> **Pasaje dado**
La vida tiende a ser así: una gota, una gota, una gota, una
gota, y luego nos preguntamos, perplejos, cómo es que estamos empapados.
Estela deja a su madre en el sur para trabajar en la casa de una
familia en Santiago de Chile y allí se queda los siguientes siete años,
limpiando y criando a una niña acosada por la ansiedad, cuya muerte conocemos
al comienzo de la novela.
Como en una tragedia griega, la tensión crece en cada página,
con cada personaje o elemento: la perra callejera, las ratas, la confesión
inconfesable del «señor», la aparición de Carlos, el veneno, la pistola, hasta
un desenlace tan poderoso como inevitable.
A media mañana de un lunes de verano, Alia Trabucco
Zerán (Santiago de Chile, 1983) debería haber estado
en una oficina cualquiera del Poder Judicial como abogada de un caso de
derechos humanos, probablemente. Investigando, litigando, preparando escritos.

> **Material proporcionado**

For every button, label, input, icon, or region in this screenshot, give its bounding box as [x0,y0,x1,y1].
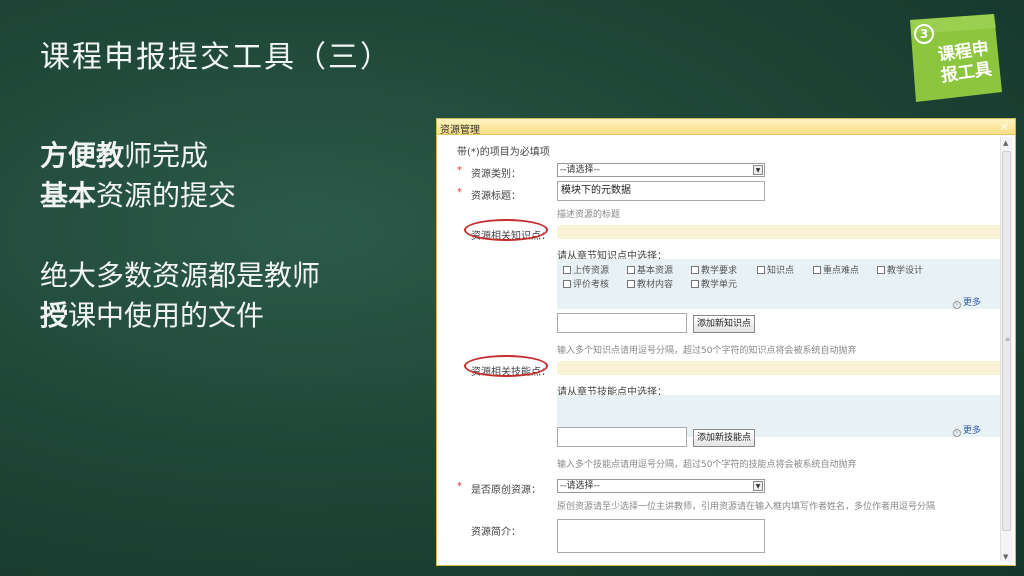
---
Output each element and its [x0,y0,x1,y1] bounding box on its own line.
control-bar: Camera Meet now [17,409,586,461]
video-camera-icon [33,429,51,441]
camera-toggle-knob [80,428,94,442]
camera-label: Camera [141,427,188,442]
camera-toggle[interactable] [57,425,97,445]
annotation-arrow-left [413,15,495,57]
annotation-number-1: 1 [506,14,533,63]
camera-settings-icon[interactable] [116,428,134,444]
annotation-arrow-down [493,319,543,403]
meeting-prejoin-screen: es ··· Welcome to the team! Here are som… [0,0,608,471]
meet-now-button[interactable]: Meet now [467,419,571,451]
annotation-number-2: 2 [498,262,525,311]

> **Lo que se pide**
Según el pasaje dado, ¿cuántos años se queda Estela en la casa de la familia en Santiago de Chile?

> **Respuesta escrita**
Siete años.